**PROBLEM TO WORK ON:** Write out every entry exactly as it appears.

= = =

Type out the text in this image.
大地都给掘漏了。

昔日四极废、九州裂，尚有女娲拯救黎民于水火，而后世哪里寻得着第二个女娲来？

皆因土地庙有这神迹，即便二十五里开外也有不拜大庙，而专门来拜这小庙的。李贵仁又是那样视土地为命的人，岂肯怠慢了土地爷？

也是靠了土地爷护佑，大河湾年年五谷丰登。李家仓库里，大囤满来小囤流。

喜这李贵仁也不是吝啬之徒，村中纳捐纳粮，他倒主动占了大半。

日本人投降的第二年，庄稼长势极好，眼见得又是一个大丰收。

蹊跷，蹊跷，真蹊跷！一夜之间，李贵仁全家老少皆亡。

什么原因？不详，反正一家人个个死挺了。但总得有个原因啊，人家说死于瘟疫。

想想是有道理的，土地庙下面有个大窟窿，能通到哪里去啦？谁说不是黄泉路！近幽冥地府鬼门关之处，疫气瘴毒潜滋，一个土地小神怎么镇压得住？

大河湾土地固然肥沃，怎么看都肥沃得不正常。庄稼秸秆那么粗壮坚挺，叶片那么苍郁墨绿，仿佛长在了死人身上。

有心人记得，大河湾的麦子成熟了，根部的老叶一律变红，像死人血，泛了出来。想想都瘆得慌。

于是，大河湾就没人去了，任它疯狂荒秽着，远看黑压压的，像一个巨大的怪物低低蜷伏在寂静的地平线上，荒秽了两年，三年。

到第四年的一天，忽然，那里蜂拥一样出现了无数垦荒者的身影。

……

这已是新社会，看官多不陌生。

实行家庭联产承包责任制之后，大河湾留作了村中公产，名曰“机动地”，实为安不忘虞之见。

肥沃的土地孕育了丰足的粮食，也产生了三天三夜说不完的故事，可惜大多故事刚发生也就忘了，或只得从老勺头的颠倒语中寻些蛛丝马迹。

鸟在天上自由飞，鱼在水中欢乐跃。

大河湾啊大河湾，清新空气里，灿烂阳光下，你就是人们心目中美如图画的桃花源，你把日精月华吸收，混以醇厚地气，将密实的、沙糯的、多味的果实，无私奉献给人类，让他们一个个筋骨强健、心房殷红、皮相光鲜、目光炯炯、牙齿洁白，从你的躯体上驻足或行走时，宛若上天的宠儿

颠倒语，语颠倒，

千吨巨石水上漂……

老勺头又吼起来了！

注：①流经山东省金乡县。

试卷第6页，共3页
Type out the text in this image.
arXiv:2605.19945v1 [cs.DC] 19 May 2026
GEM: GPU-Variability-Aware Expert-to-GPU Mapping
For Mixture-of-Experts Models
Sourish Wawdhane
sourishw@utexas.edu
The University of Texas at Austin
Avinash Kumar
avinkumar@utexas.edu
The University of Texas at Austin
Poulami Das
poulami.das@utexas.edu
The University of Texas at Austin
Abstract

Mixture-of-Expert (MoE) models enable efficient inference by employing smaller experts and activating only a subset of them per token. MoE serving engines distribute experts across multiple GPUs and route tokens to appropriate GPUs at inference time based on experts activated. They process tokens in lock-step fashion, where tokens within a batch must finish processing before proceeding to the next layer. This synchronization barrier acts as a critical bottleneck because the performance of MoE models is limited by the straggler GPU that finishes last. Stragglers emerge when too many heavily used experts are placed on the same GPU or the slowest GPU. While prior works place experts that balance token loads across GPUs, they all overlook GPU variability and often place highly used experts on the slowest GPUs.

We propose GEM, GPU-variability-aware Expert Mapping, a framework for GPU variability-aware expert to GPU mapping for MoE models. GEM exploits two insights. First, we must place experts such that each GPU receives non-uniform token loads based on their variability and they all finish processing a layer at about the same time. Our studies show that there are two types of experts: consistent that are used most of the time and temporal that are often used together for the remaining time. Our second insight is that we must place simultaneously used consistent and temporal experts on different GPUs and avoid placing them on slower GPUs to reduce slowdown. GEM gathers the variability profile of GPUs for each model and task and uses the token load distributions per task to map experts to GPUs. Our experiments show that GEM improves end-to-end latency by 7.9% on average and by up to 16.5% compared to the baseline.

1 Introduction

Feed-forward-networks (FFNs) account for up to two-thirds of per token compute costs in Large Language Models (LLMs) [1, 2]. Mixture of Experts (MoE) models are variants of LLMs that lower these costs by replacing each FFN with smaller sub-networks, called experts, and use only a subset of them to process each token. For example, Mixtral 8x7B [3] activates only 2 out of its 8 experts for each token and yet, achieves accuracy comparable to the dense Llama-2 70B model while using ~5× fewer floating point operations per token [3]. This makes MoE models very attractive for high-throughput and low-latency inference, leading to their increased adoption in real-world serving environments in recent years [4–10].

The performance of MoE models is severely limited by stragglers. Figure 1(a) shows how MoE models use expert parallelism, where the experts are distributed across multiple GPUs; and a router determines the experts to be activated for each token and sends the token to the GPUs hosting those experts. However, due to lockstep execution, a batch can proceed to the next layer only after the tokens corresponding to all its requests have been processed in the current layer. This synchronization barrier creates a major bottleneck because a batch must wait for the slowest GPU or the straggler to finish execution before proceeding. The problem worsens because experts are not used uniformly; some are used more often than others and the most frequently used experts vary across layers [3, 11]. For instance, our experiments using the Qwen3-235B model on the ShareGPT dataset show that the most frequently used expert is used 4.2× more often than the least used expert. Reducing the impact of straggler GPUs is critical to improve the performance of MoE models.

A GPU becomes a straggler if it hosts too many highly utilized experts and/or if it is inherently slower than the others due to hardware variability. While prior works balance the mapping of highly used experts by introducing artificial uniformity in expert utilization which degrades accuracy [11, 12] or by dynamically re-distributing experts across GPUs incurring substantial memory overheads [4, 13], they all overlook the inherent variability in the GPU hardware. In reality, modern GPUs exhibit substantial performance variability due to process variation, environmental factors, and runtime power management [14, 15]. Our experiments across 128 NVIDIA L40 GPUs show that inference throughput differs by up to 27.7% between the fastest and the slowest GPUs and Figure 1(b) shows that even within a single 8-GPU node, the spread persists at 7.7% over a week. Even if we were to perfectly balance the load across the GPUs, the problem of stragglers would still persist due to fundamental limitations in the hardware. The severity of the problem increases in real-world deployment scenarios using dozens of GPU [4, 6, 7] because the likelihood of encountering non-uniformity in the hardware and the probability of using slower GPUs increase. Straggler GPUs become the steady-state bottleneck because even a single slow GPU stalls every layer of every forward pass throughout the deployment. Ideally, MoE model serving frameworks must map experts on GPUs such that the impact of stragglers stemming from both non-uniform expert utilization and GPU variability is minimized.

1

= = =

**FINISHED EXERCISE:**
Type out the text in this image.
大地都给掘漏了。

昔日四极废、九州裂，尚有女娲拯救黎民于水火，而后世哪里寻得着第二个女娲来？

皆因土地庙有这神迹，即便二十五里开外也有不拜大庙，而专门来拜这小庙的。李贵仁又是那样视土地为命的人，岂肯怠慢了土地爷？

也是靠了土地爷护佑，大河湾年年五谷丰登。李家仓库里，大囤满来小囤流。

喜这李贵仁也不是吝啬之徒，村中纳捐纳粮，他倒主动占了大半。

日本人投降的第二年，庄稼长势极好，眼见得又是一个大丰收。

蹊跷，蹊跷，真蹊跷！一夜之间，李贵仁全家老少皆亡。

什么原因？不详，反正一家人个个死挺了。但总得有个原因啊，人家说死于瘟疫。

想想是有道理的，土地庙下面有个大窟窿，能通到哪里去啦？谁说不是黄泉路！近幽冥地府鬼门关之处，疫气瘴毒潜滋，一个土地小神怎么镇压得住？

大河湾土地固然肥沃，怎么看都肥沃得不正常。庄稼秸秆那么粗壮坚挺，叶片那么苍郁墨绿，仿佛长在了死人身上。

有心人记得，大河湾的麦子成熟了，根部的老叶一律变红，像死人血，泛了出来。想想都瘆得慌。

于是，大河湾就没人去了，任它疯狂荒秽着，远看黑压压的，像一个巨大的怪物低低蜷伏在寂静的地平线上，荒秽了两年，三年。

到第四年的一天，忽然，那里蜂拥一样出现了无数垦荒者的身影。

……

这已是新社会，看官多不陌生。

实行家庭联产承包责任制之后，大河湾留作了村中公产，名曰“机动地”，实为安不忘虞之见。

肥沃的土地孕育了丰足的粮食，也产生了三天三夜说不完的故事，可惜大多故事刚发生也就忘了，或只得从老勺头的颠倒语中寻些蛛丝马迹。

鸟在天上自由飞，鱼在水中欢乐跃。

大河湾啊大河湾，清新空气里，灿烂阳光下，你就是人们心目中美如图画的桃花源，你把日精月华吸收，混以醇厚地气，将密实的、沙糯的、多味的果实，无私奉献给人类，让他们一个个筋骨强健、心房殷红、皮相光鲜、目光炯炯、牙齿洁白，从你的躯体上驻足或行走时，宛若上天的宠儿

颠倒语，语颠倒，

千吨巨石水上漂……

老勺头又吼起来了！

注：①流经山东省金乡县。

试卷第6页，共3页
Type out the text in this image.
arXiv:2605.19945v1 [cs.DC] 19 May 2026
GEM: GPU-Variability-Aware Expert-to-GPU Mapping
For Mixture-of-Experts Models
Sourish Wawdhane
sourishw@utexas.edu
The University of Texas at Austin
Avinash Kumar
avinkumar@utexas.edu
The University of Texas at Austin
Poulami Das
poulami.das@utexas.edu
The University of Texas at Austin
Abstract

Mixture-of-Expert (MoE) models enable efficient inference by employing smaller experts and activating only a subset of them per token. MoE serving engines distribute experts across multiple GPUs and route tokens to appropriate GPUs at inference time based on experts activated. They process tokens in lock-step fashion, where tokens within a batch must finish processing before proceeding to the next layer. This synchronization barrier acts as a critical bottleneck because the performance of MoE models is limited by the straggler GPU that finishes last. Stragglers emerge when too many heavily used experts are placed on the same GPU or the slowest GPU. While prior works place experts that balance token loads across GPUs, they all overlook GPU variability and often place highly used experts on the slowest GPUs.

We propose GEM, GPU-variability-aware Expert Mapping, a framework for GPU variability-aware expert to GPU mapping for MoE models. GEM exploits two insights. First, we must place experts such that each GPU receives non-uniform token loads based on their variability and they all finish processing a layer at about the same time. Our studies show that there are two types of experts: consistent that are used most of the time and temporal that are often used together for the remaining time. Our second insight is that we must place simultaneously used consistent and temporal experts on different GPUs and avoid placing them on slower GPUs to reduce slowdown. GEM gathers the variability profile of GPUs for each model and task and uses the token load distributions per task to map experts to GPUs. Our experiments show that GEM improves end-to-end latency by 7.9% on average and by up to 16.5% compared to the baseline.

1 Introduction

Feed-forward-networks (FFNs) account for up to two-thirds of per token compute costs in Large Language Models (LLMs) [1, 2]. Mixture of Experts (MoE) models are variants of LLMs that lower these costs by replacing each FFN with smaller sub-networks, called experts, and use only a subset of them to process each token. For example, Mixtral 8x7B [3] activates only 2 out of its 8 experts for each token and yet, achieves accuracy comparable to the dense Llama-2 70B model while using ~5× fewer floating point operations per token [3]. This makes MoE models very attractive for high-throughput and low-latency inference, leading to their increased adoption in real-world serving environments in recent years [4–10].

The performance of MoE models is severely limited by stragglers. Figure 1(a) shows how MoE models use expert parallelism, where the experts are distributed across multiple GPUs; and a router determines the experts to be activated for each token and sends the token to the GPUs hosting those experts. However, due to lockstep execution, a batch can proceed to the next layer only after the tokens corresponding to all its requests have been processed in the current layer. This synchronization barrier creates a major bottleneck because a batch must wait for the slowest GPU or the straggler to finish execution before proceeding. The problem worsens because experts are not used uniformly; some are used more often than others and the most frequently used experts vary across layers [3, 11]. For instance, our experiments using the Qwen3-235B model on the ShareGPT dataset show that the most frequently used expert is used 4.2× more often than the least used expert. Reducing the impact of straggler GPUs is critical to improve the performance of MoE models.

A GPU becomes a straggler if it hosts too many highly utilized experts and/or if it is inherently slower than the others due to hardware variability. While prior works balance the mapping of highly used experts by introducing artificial uniformity in expert utilization which degrades accuracy [11, 12] or by dynamically re-distributing experts across GPUs incurring substantial memory overheads [4, 13], they all overlook the inherent variability in the GPU hardware. In reality, modern GPUs exhibit substantial performance variability due to process variation, environmental factors, and runtime power management [14, 15]. Our experiments across 128 NVIDIA L40 GPUs show that inference throughput differs by up to 27.7% between the fastest and the slowest GPUs and Figure 1(b) shows that even within a single 8-GPU node, the spread persists at 7.7% over a week. Even if we were to perfectly balance the load across the GPUs, the problem of stragglers would still persist due to fundamental limitations in the hardware. The severity of the problem increases in real-world deployment scenarios using dozens of GPU [4, 6, 7] because the likelihood of encountering non-uniformity in the hardware and the probability of using slower GPUs increase. Straggler GPUs become the steady-state bottleneck because even a single slow GPU stalls every layer of every forward pass throughout the deployment. Ideally, MoE model serving frameworks must map experts on GPUs such that the impact of stragglers stemming from both non-uniform expert utilization and GPU variability is minimized.

1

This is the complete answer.